• Problem to solve:
The entries below should be given again exactly, minus their pictures.

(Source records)

----

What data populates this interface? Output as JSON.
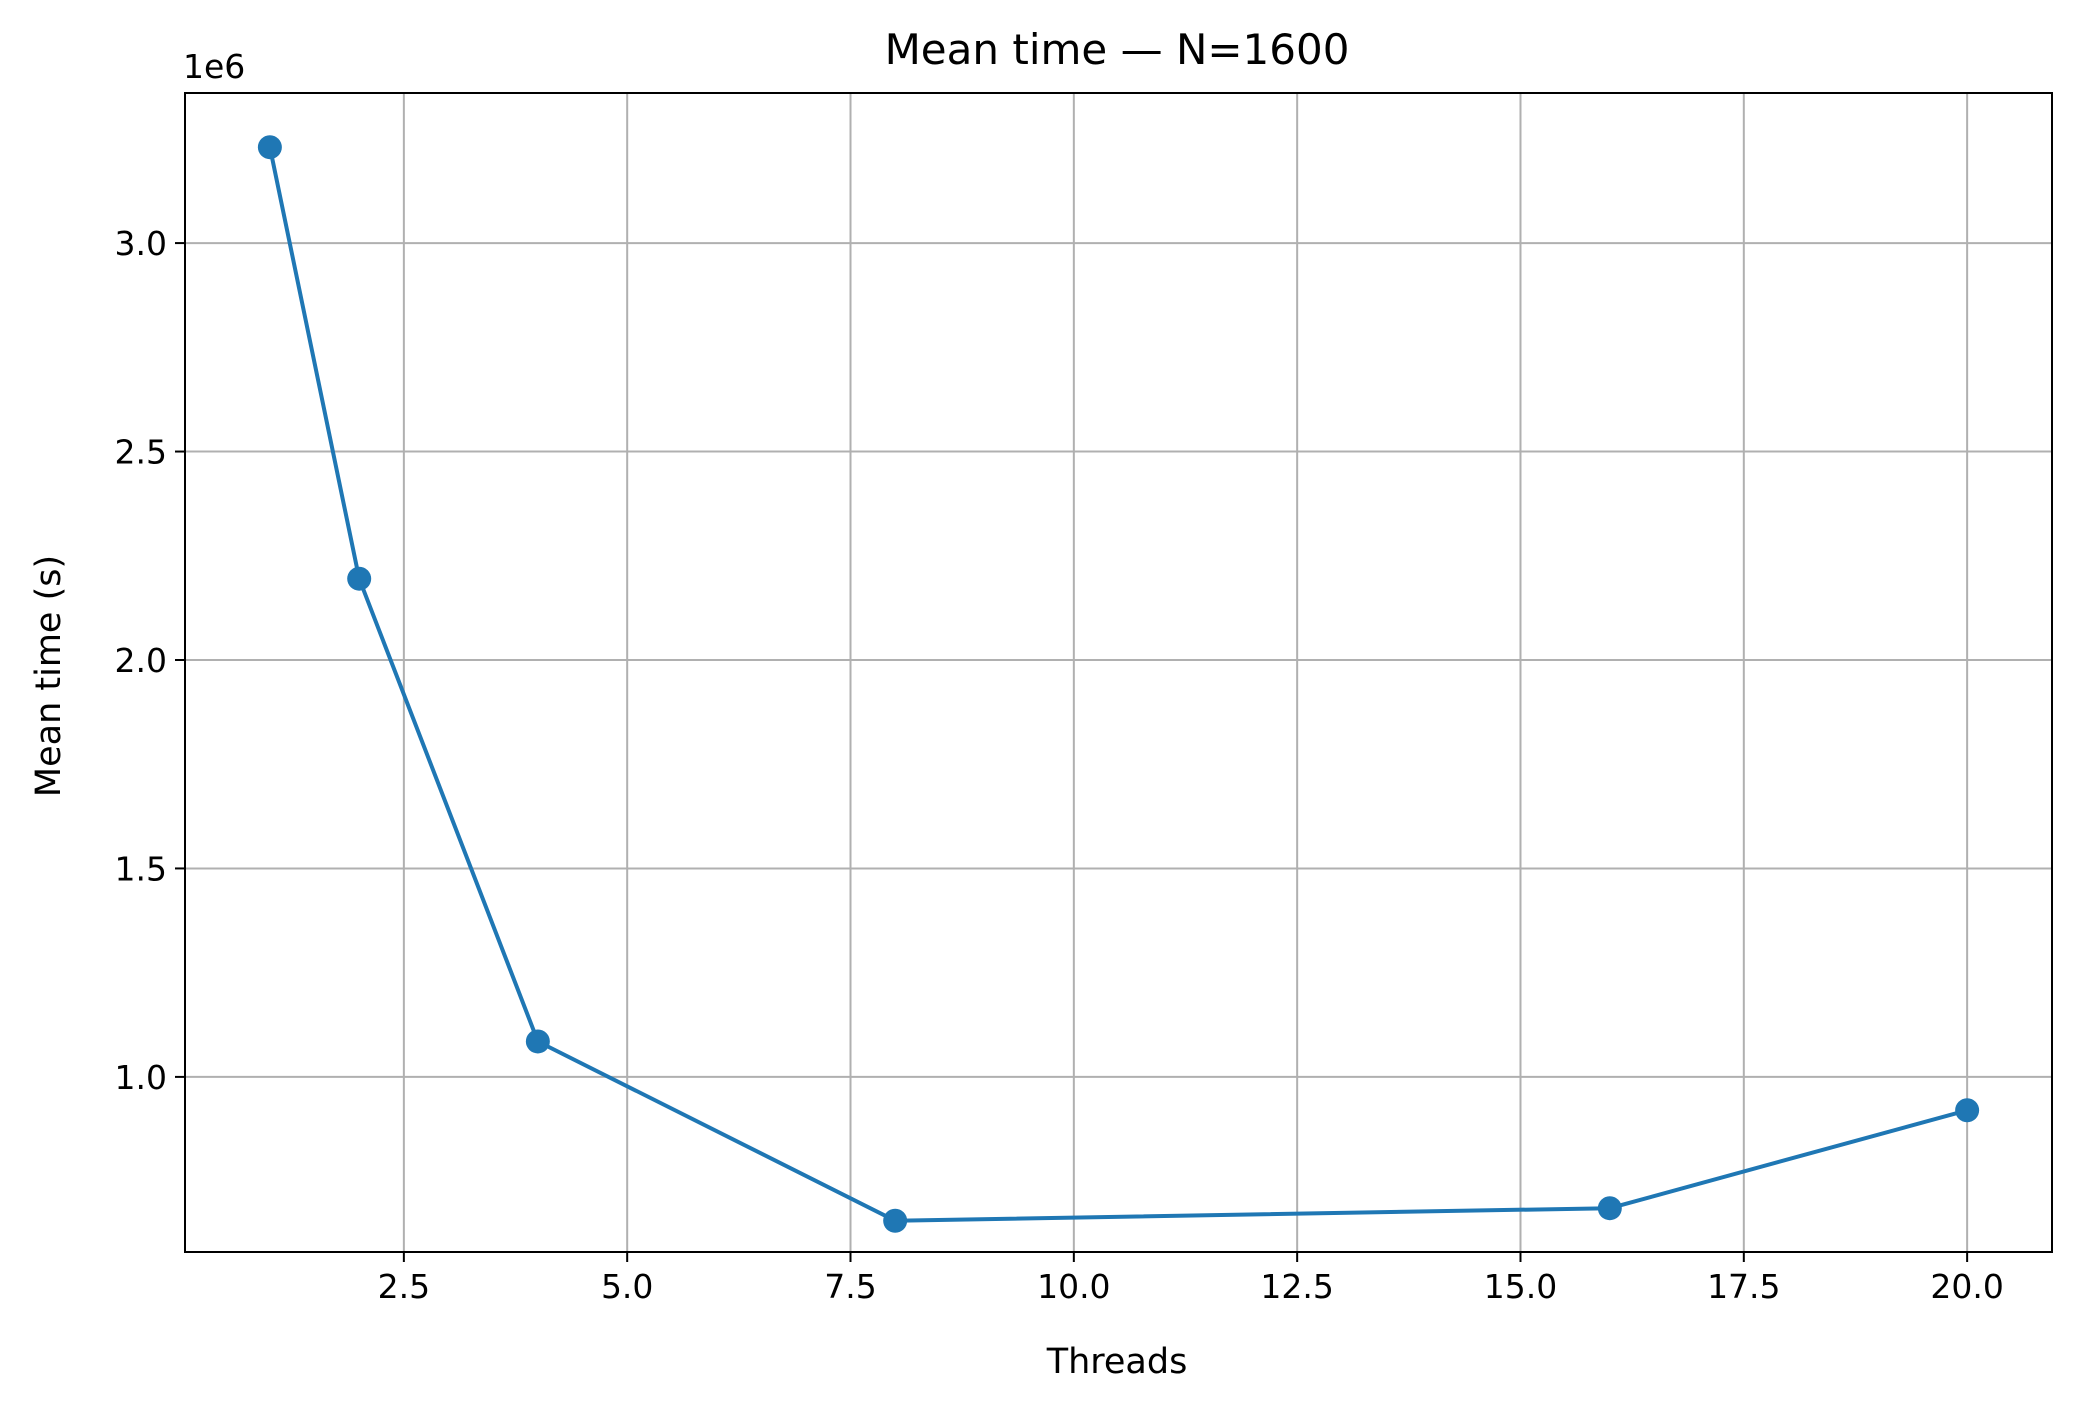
{
  "chart_data": {
    "type": "line",
    "title": "Mean time — N=1600",
    "xlabel": "Threads",
    "ylabel": "Mean time (s)",
    "y_offset_text": "1e6",
    "xlim": [
      0.05,
      20.95
    ],
    "ylim": [
      580000,
      3360000
    ],
    "x_ticks": [
      2.5,
      5.0,
      7.5,
      10.0,
      12.5,
      15.0,
      17.5,
      20.0
    ],
    "x_tick_labels": [
      "2.5",
      "5.0",
      "7.5",
      "10.0",
      "12.5",
      "15.0",
      "17.5",
      "20.0"
    ],
    "y_ticks": [
      1000000,
      1500000,
      2000000,
      2500000,
      3000000
    ],
    "y_tick_labels": [
      "1.0",
      "1.5",
      "2.0",
      "2.5",
      "3.0"
    ],
    "grid": true,
    "marker": "circle",
    "series": [
      {
        "color": "#1f77b4",
        "x": [
          1,
          2,
          4,
          8,
          16,
          20
        ],
        "y": [
          3230000,
          2195000,
          1085000,
          655000,
          685000,
          920000
        ]
      }
    ]
  }
}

----

• Final answer:
What data populates this interface? Output as JSON.
{
  "chart_data": {
    "type": "line",
    "title": "Mean time — N=1600",
    "xlabel": "Threads",
    "ylabel": "Mean time (s)",
    "y_offset_text": "1e6",
    "xlim": [
      0.05,
      20.95
    ],
    "ylim": [
      580000,
      3360000
    ],
    "x_ticks": [
      2.5,
      5.0,
      7.5,
      10.0,
      12.5,
      15.0,
      17.5,
      20.0
    ],
    "x_tick_labels": [
      "2.5",
      "5.0",
      "7.5",
      "10.0",
      "12.5",
      "15.0",
      "17.5",
      "20.0"
    ],
    "y_ticks": [
      1000000,
      1500000,
      2000000,
      2500000,
      3000000
    ],
    "y_tick_labels": [
      "1.0",
      "1.5",
      "2.0",
      "2.5",
      "3.0"
    ],
    "grid": true,
    "marker": "circle",
    "series": [
      {
        "color": "#1f77b4",
        "x": [
          1,
          2,
          4,
          8,
          16,
          20
        ],
        "y": [
          3230000,
          2195000,
          1085000,
          655000,
          685000,
          920000
        ]
      }
    ]
  }
}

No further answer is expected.